Aim of the task: Write out all the lines again, precisely as they stand, but without the images.

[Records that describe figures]
******************************

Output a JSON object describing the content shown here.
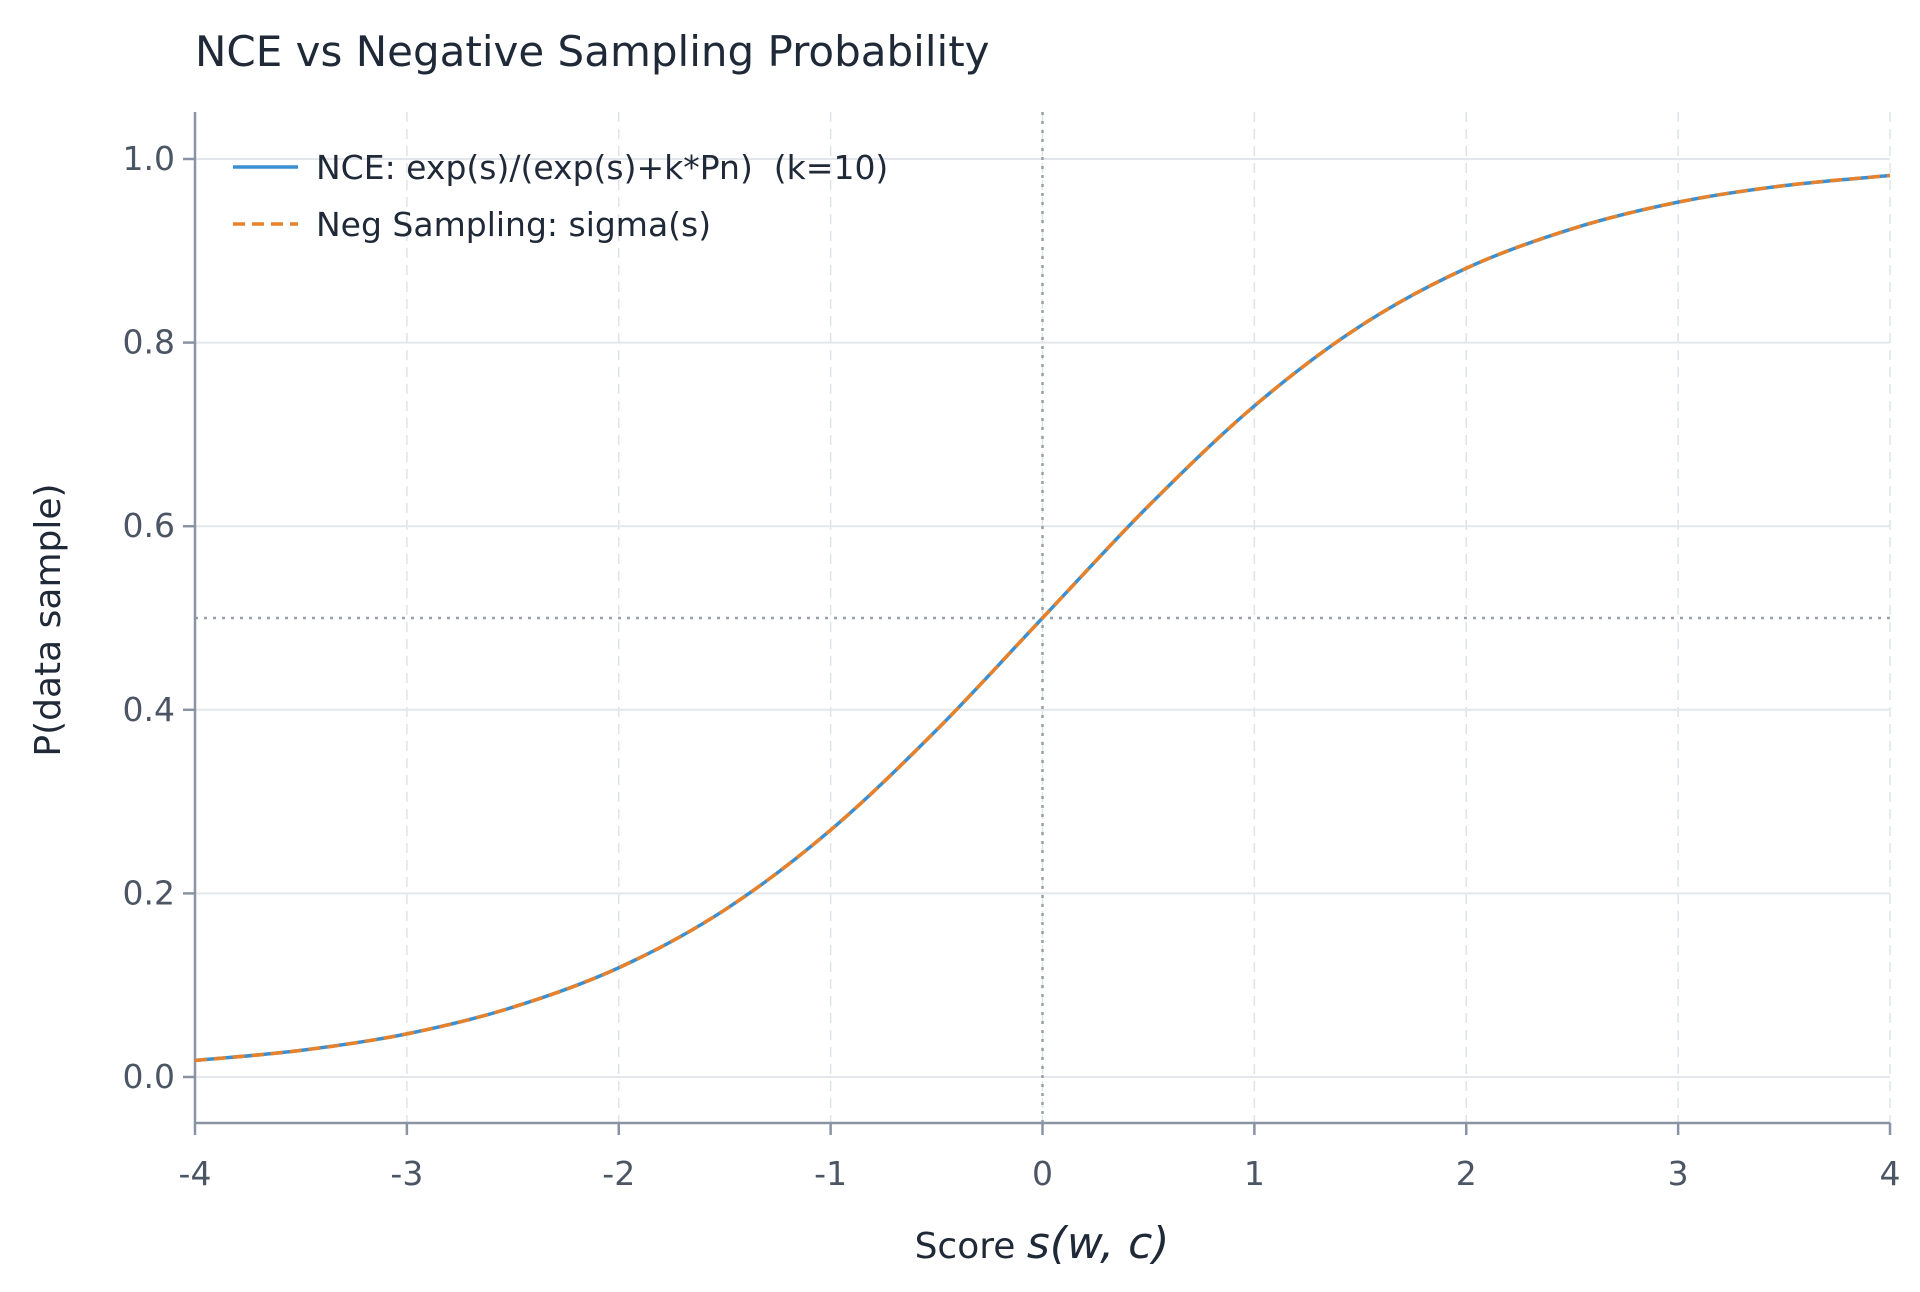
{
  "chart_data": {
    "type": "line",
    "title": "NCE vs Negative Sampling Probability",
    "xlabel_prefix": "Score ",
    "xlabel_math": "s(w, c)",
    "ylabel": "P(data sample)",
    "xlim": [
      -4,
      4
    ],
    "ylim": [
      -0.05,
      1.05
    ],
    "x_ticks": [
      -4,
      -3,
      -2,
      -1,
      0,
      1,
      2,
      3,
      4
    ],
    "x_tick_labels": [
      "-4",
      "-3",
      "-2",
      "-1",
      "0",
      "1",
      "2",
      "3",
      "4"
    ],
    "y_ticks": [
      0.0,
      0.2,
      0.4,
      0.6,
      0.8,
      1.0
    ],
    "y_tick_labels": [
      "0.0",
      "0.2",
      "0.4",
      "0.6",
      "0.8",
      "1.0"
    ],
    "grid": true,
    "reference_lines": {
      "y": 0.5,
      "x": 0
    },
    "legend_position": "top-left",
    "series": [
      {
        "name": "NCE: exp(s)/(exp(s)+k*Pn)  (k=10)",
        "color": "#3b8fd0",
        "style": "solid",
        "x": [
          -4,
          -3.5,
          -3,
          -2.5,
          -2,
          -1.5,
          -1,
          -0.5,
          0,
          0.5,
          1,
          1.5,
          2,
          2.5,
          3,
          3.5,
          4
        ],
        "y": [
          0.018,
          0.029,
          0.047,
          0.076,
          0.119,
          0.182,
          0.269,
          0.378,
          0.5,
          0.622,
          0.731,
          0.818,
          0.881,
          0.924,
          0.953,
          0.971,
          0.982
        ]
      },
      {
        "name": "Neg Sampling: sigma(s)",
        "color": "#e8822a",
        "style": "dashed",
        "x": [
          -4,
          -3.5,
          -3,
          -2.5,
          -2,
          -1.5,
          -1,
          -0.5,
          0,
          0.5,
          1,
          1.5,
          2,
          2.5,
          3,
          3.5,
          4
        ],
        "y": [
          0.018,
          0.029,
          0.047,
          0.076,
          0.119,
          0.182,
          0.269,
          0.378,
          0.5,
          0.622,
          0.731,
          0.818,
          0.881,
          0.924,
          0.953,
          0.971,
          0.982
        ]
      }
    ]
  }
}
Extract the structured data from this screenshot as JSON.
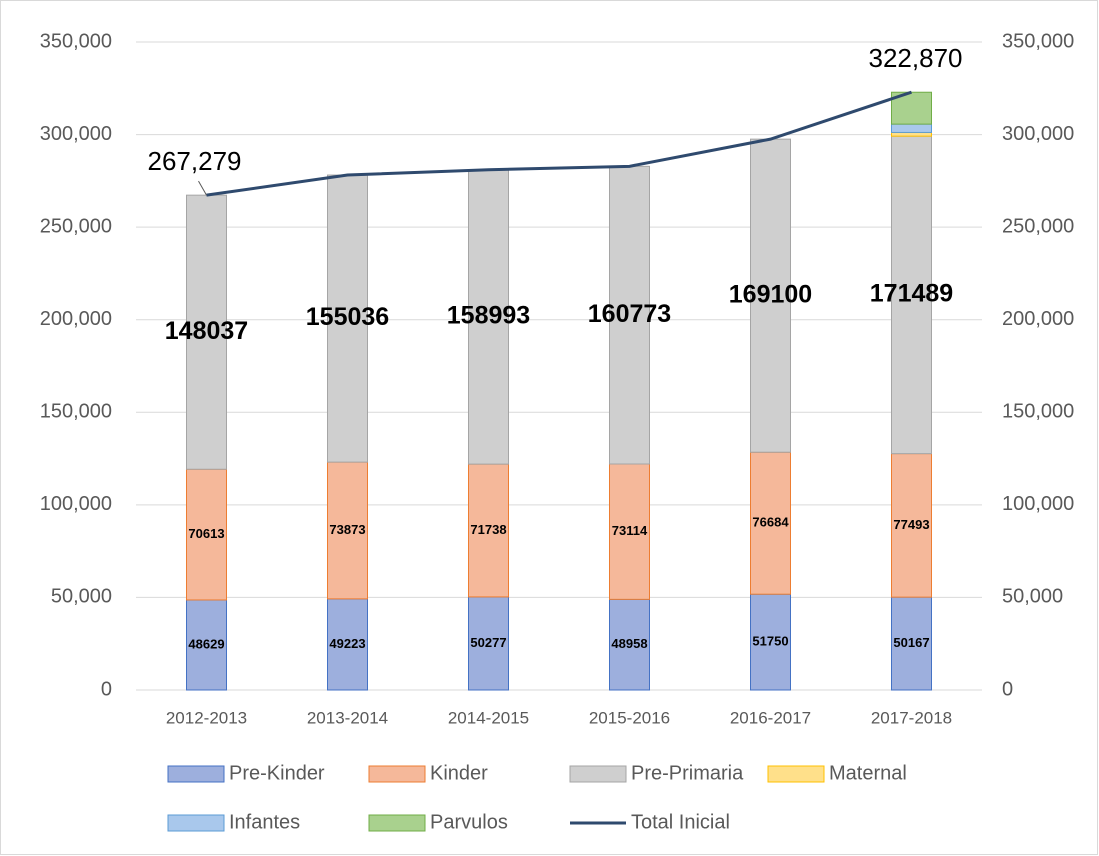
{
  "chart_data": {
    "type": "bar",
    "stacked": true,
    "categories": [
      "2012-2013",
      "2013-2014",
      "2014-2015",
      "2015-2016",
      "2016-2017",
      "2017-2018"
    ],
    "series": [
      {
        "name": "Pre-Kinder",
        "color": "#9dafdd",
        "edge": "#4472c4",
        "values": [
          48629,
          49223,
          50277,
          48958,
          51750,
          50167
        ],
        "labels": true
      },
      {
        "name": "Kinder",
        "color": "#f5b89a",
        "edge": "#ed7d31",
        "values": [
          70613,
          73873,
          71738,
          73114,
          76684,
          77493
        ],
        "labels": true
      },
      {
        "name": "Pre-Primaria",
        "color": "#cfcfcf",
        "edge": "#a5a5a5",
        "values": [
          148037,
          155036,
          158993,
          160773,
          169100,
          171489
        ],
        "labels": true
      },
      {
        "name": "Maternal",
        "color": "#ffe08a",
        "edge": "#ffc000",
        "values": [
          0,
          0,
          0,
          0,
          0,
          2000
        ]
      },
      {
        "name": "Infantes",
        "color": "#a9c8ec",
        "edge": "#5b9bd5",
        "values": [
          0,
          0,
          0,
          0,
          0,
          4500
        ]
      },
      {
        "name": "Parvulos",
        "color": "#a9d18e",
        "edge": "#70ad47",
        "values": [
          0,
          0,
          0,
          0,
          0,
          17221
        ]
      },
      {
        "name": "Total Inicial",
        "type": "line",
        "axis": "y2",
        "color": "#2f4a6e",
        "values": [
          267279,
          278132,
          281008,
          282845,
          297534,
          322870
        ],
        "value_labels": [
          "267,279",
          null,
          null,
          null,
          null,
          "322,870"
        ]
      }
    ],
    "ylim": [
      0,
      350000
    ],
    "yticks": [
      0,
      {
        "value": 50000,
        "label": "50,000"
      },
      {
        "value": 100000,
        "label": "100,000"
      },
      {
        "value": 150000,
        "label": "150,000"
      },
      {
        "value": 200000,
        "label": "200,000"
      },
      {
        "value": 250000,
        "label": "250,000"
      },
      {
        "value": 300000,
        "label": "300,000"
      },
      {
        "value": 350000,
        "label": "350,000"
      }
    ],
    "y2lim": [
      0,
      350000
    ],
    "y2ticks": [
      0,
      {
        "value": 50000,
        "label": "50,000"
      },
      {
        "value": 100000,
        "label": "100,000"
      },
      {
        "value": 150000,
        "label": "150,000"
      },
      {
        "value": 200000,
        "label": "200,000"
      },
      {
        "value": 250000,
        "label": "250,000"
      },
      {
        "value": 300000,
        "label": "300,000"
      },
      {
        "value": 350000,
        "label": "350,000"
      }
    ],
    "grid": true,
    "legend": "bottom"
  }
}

******************************

Final result:
Output a JSON object describing the content shown here.
{
  "chart_data": {
    "type": "line",
    "title": "NCE vs Negative Sampling Probability",
    "xlabel_prefix": "Score ",
    "xlabel_math": "s(w, c)",
    "ylabel": "P(data sample)",
    "xlim": [
      -4,
      4
    ],
    "ylim": [
      -0.05,
      1.05
    ],
    "x_ticks": [
      -4,
      -3,
      -2,
      -1,
      0,
      1,
      2,
      3,
      4
    ],
    "x_tick_labels": [
      "-4",
      "-3",
      "-2",
      "-1",
      "0",
      "1",
      "2",
      "3",
      "4"
    ],
    "y_ticks": [
      0.0,
      0.2,
      0.4,
      0.6,
      0.8,
      1.0
    ],
    "y_tick_labels": [
      "0.0",
      "0.2",
      "0.4",
      "0.6",
      "0.8",
      "1.0"
    ],
    "grid": true,
    "reference_lines": {
      "y": 0.5,
      "x": 0
    },
    "legend_position": "top-left",
    "series": [
      {
        "name": "NCE: exp(s)/(exp(s)+k*Pn)  (k=10)",
        "color": "#3b8fd0",
        "style": "solid",
        "x": [
          -4,
          -3.5,
          -3,
          -2.5,
          -2,
          -1.5,
          -1,
          -0.5,
          0,
          0.5,
          1,
          1.5,
          2,
          2.5,
          3,
          3.5,
          4
        ],
        "y": [
          0.018,
          0.029,
          0.047,
          0.076,
          0.119,
          0.182,
          0.269,
          0.378,
          0.5,
          0.622,
          0.731,
          0.818,
          0.881,
          0.924,
          0.953,
          0.971,
          0.982
        ]
      },
      {
        "name": "Neg Sampling: sigma(s)",
        "color": "#e8822a",
        "style": "dashed",
        "x": [
          -4,
          -3.5,
          -3,
          -2.5,
          -2,
          -1.5,
          -1,
          -0.5,
          0,
          0.5,
          1,
          1.5,
          2,
          2.5,
          3,
          3.5,
          4
        ],
        "y": [
          0.018,
          0.029,
          0.047,
          0.076,
          0.119,
          0.182,
          0.269,
          0.378,
          0.5,
          0.622,
          0.731,
          0.818,
          0.881,
          0.924,
          0.953,
          0.971,
          0.982
        ]
      }
    ]
  }
}
Extract the structured data from this screenshot as JSON.
{
  "chart_data": {
    "type": "bar",
    "stacked": true,
    "categories": [
      "2012-2013",
      "2013-2014",
      "2014-2015",
      "2015-2016",
      "2016-2017",
      "2017-2018"
    ],
    "series": [
      {
        "name": "Pre-Kinder",
        "color": "#9dafdd",
        "edge": "#4472c4",
        "values": [
          48629,
          49223,
          50277,
          48958,
          51750,
          50167
        ],
        "labels": true
      },
      {
        "name": "Kinder",
        "color": "#f5b89a",
        "edge": "#ed7d31",
        "values": [
          70613,
          73873,
          71738,
          73114,
          76684,
          77493
        ],
        "labels": true
      },
      {
        "name": "Pre-Primaria",
        "color": "#cfcfcf",
        "edge": "#a5a5a5",
        "values": [
          148037,
          155036,
          158993,
          160773,
          169100,
          171489
        ],
        "labels": true
      },
      {
        "name": "Maternal",
        "color": "#ffe08a",
        "edge": "#ffc000",
        "values": [
          0,
          0,
          0,
          0,
          0,
          2000
        ]
      },
      {
        "name": "Infantes",
        "color": "#a9c8ec",
        "edge": "#5b9bd5",
        "values": [
          0,
          0,
          0,
          0,
          0,
          4500
        ]
      },
      {
        "name": "Parvulos",
        "color": "#a9d18e",
        "edge": "#70ad47",
        "values": [
          0,
          0,
          0,
          0,
          0,
          17221
        ]
      },
      {
        "name": "Total Inicial",
        "type": "line",
        "axis": "y2",
        "color": "#2f4a6e",
        "values": [
          267279,
          278132,
          281008,
          282845,
          297534,
          322870
        ],
        "value_labels": [
          "267,279",
          null,
          null,
          null,
          null,
          "322,870"
        ]
      }
    ],
    "ylim": [
      0,
      350000
    ],
    "yticks": [
      0,
      {
        "value": 50000,
        "label": "50,000"
      },
      {
        "value": 100000,
        "label": "100,000"
      },
      {
        "value": 150000,
        "label": "150,000"
      },
      {
        "value": 200000,
        "label": "200,000"
      },
      {
        "value": 250000,
        "label": "250,000"
      },
      {
        "value": 300000,
        "label": "300,000"
      },
      {
        "value": 350000,
        "label": "350,000"
      }
    ],
    "y2lim": [
      0,
      350000
    ],
    "y2ticks": [
      0,
      {
        "value": 50000,
        "label": "50,000"
      },
      {
        "value": 100000,
        "label": "100,000"
      },
      {
        "value": 150000,
        "label": "150,000"
      },
      {
        "value": 200000,
        "label": "200,000"
      },
      {
        "value": 250000,
        "label": "250,000"
      },
      {
        "value": 300000,
        "label": "300,000"
      },
      {
        "value": 350000,
        "label": "350,000"
      }
    ],
    "grid": true,
    "legend": "bottom"
  }
}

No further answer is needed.